■ **PROBLEM TO WORK ON**
Give the number of lines in this listing that contain "title", with no other words.

■ **RECORD EXCERPTS**
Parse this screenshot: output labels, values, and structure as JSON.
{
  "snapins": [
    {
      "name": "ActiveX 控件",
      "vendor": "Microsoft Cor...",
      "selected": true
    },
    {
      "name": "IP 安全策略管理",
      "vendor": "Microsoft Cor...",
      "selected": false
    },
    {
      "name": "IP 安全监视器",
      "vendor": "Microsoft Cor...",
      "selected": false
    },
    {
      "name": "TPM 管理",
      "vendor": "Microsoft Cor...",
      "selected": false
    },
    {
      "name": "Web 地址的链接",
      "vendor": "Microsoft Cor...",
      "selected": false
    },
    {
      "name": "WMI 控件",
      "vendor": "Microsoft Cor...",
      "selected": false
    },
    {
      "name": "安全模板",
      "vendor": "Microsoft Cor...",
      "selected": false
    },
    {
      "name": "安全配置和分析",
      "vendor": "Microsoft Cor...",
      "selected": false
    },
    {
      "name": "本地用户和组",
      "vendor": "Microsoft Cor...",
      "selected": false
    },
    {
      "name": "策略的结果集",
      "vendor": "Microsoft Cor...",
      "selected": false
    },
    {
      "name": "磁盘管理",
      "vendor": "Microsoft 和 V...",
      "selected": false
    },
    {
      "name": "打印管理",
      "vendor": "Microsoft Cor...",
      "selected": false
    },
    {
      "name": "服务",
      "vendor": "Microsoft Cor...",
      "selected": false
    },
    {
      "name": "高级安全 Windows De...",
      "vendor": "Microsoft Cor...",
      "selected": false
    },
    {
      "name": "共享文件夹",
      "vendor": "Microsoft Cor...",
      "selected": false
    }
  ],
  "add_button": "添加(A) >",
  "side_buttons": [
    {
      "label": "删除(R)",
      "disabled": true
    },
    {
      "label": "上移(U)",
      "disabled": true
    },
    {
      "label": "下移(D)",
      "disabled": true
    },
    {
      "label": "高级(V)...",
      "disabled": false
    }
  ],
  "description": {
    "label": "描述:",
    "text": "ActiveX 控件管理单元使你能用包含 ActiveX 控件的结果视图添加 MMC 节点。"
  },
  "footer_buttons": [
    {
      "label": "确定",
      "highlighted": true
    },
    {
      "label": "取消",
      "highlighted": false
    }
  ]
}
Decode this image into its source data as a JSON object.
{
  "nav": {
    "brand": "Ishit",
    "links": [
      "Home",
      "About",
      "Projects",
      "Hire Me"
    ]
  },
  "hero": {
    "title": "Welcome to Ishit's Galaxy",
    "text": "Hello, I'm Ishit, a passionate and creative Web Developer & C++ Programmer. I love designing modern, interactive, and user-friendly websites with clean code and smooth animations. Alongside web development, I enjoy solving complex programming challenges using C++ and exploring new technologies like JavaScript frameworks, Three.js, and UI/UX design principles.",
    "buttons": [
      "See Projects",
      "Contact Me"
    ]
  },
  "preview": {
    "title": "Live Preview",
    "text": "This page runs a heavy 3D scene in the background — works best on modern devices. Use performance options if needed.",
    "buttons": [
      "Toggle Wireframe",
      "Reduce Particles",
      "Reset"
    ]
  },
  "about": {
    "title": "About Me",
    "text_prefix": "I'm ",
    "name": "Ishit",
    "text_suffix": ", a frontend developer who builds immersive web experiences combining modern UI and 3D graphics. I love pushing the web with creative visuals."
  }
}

■ **REPLY**
3